▸ **Do this**
Report the number of lines containing "name", with no other words.

▸ **Data to use**
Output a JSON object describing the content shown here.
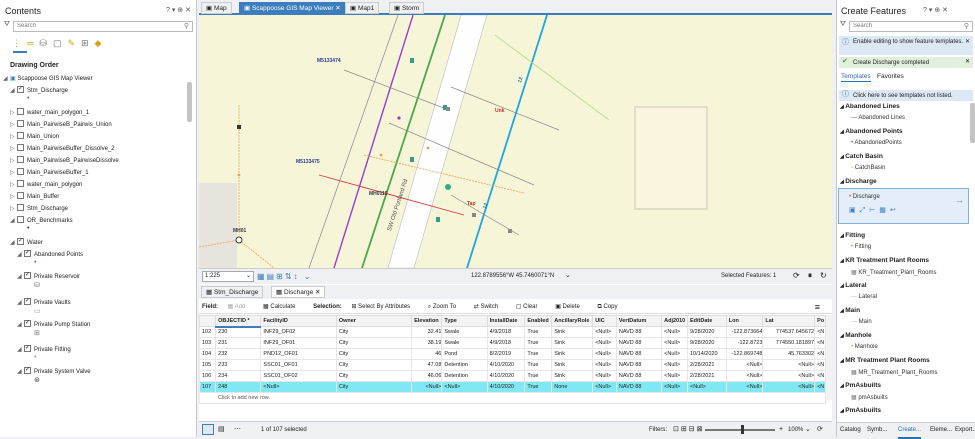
{
  "contents": {
    "title": "Contents",
    "controls": "? ▾ ⊕ ✕",
    "search_placeholder": "Search",
    "drawing_order": "Drawing Order",
    "layers": [
      {
        "label": "Scappoose GIS Map Viewer",
        "indent": 0,
        "arrow": "◢",
        "checked": false,
        "nocb": true
      },
      {
        "label": "Stm_Discharge",
        "indent": 1,
        "arrow": "◢",
        "checked": true
      },
      {
        "label": "water_main_polygon_1",
        "indent": 1,
        "arrow": "▷",
        "checked": false
      },
      {
        "label": "Main_PairwiseB_Pairwis_Union",
        "indent": 1,
        "arrow": "▷",
        "checked": false
      },
      {
        "label": "Main_Union",
        "indent": 1,
        "arrow": "▷",
        "checked": false
      },
      {
        "label": "Main_PairwiseBuffer_Dissolve_2",
        "indent": 1,
        "arrow": "▷",
        "checked": false
      },
      {
        "label": "Main_PairwiseB_PairwiseDissolve",
        "indent": 1,
        "arrow": "▷",
        "checked": false
      },
      {
        "label": "Main_PairwiseBuffer_1",
        "indent": 1,
        "arrow": "▷",
        "checked": false
      },
      {
        "label": "water_main_polygon",
        "indent": 1,
        "arrow": "▷",
        "checked": false
      },
      {
        "label": "Main_Buffer",
        "indent": 1,
        "arrow": "▷",
        "checked": false
      },
      {
        "label": "Stm_Discharge",
        "indent": 1,
        "arrow": "▷",
        "checked": false
      },
      {
        "label": "OR_Benchmarks",
        "indent": 1,
        "arrow": "◢",
        "checked": false
      },
      {
        "label": "Water",
        "indent": 1,
        "arrow": "◢",
        "checked": true
      },
      {
        "label": "Abandoned Points",
        "indent": 2,
        "arrow": "◢",
        "checked": true
      },
      {
        "label": "Private Reservoir",
        "indent": 2,
        "arrow": "◢",
        "checked": true
      },
      {
        "label": "Private Vaults",
        "indent": 2,
        "arrow": "◢",
        "checked": true
      },
      {
        "label": "Private Pump Station",
        "indent": 2,
        "arrow": "◢",
        "checked": true
      },
      {
        "label": "Private Fitting",
        "indent": 2,
        "arrow": "◢",
        "checked": true
      },
      {
        "label": "Private System Valve",
        "indent": 2,
        "arrow": "◢",
        "checked": true
      }
    ]
  },
  "tabs": [
    {
      "label": "Map",
      "active": false
    },
    {
      "label": "Scappoose GIS Map Viewer",
      "active": true
    },
    {
      "label": "Map1",
      "active": false
    },
    {
      "label": "Storm",
      "active": false
    }
  ],
  "map": {
    "labels": [
      "M5133474",
      "M5133475",
      "MH0115",
      "MH01",
      "Unk",
      "Tap",
      "12",
      "12",
      "SW Old Portland Rd"
    ]
  },
  "status": {
    "scale": "1:225",
    "coords": "122.8789556°W 45.7460071°N",
    "selected": "Selected Features: 1"
  },
  "attr_tabs": [
    "Stm_Discharge",
    "Discharge"
  ],
  "attr_toolbar": {
    "field": "Field:",
    "add": "Add",
    "calculate": "Calculate",
    "selection": "Selection:",
    "select_by_attr": "Select By Attributes",
    "zoom_to": "Zoom To",
    "switch": "Switch",
    "clear": "Clear",
    "delete": "Delete",
    "copy": "Copy"
  },
  "table": {
    "headers": [
      "",
      "OBJECTID *",
      "FacilityID",
      "Owner",
      "Elevation",
      "Type",
      "InstallDate",
      "Enabled",
      "AncillaryRole",
      "UIC",
      "VertDatum",
      "Adj2010",
      "EditDate",
      "Lon",
      "Lat",
      "Po"
    ],
    "rows": [
      [
        "102",
        "230",
        "INF29_OF02",
        "City",
        "32.41",
        "Swale",
        "4/9/2018",
        "True",
        "Sink",
        "<Null>",
        "NAVD 88",
        "<Null>",
        "9/28/2020",
        "-122.873664",
        "774537.645672",
        "<N"
      ],
      [
        "103",
        "231",
        "INF29_OF01",
        "City",
        "38.19",
        "Swale",
        "4/9/2018",
        "True",
        "Sink",
        "<Null>",
        "NAVD 88",
        "<Null>",
        "9/28/2020",
        "-122.8723",
        "774550.181897",
        "<N"
      ],
      [
        "104",
        "232",
        "PND12_OF01",
        "City",
        "46",
        "Pond",
        "8/2/2019",
        "True",
        "Sink",
        "<Null>",
        "NAVD 88",
        "<Null>",
        "10/14/2020",
        "-122.869748",
        "45.763302",
        "<N"
      ],
      [
        "105",
        "233",
        "SSC01_OF01",
        "City",
        "47.08",
        "Detention",
        "4/10/2020",
        "True",
        "Sink",
        "<Null>",
        "NAVD 88",
        "<Null>",
        "2/28/2021",
        "<Null>",
        "<Null>",
        "<N"
      ],
      [
        "106",
        "234",
        "SSC01_OF02",
        "City",
        "46.06",
        "Detention",
        "4/10/2020",
        "True",
        "Sink",
        "<Null>",
        "NAVD 88",
        "<Null>",
        "2/28/2021",
        "<Null>",
        "<Null>",
        "<N"
      ],
      [
        "107",
        "248",
        "<Null>",
        "City",
        "<Null>",
        "<Null>",
        "4/10/2020",
        "True",
        "None",
        "<Null>",
        "NAVD 88",
        "<Null>",
        "<Null>",
        "<Null>",
        "<Null>",
        "<N"
      ]
    ],
    "add_row": "Click to add new row."
  },
  "bottom": {
    "selected": "1 of 107 selected",
    "filters": "Filters:",
    "zoom": "100%"
  },
  "create": {
    "title": "Create Features",
    "controls": "? ▾ ⊕ ✕",
    "search_placeholder": "Search",
    "msg1": "Enable editing to show feature templates.",
    "msg2": "Create Discharge completed",
    "tab_templates": "Templates",
    "tab_favorites": "Favorites",
    "msg3": "Click here to see templates not listed.",
    "groups": [
      {
        "name": "Abandoned Lines",
        "item": "Abandoned Lines"
      },
      {
        "name": "Abandoned Points",
        "item": "AbandonedPoints"
      },
      {
        "name": "Catch Basin",
        "item": "CatchBasin"
      },
      {
        "name": "Discharge",
        "item": "Discharge"
      },
      {
        "name": "Fitting",
        "item": "Fitting"
      },
      {
        "name": "KR Treatment Plant Rooms",
        "item": "KR_Treatment_Plant_Rooms"
      },
      {
        "name": "Lateral",
        "item": "Lateral"
      },
      {
        "name": "Main",
        "item": "Main"
      },
      {
        "name": "Manhole",
        "item": "Manhole"
      },
      {
        "name": "MR Treatment Plant Rooms",
        "item": "MR_Treatment_Plant_Rooms"
      },
      {
        "name": "PmAsbuilts",
        "item": "pmAsbuilts"
      },
      {
        "name": "PmAsbuilts",
        "item": ""
      }
    ],
    "bottom_tabs": [
      "Catalog",
      "Symb...",
      "Create...",
      "Eleme...",
      "Export..."
    ]
  }
}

▸ **Output**
12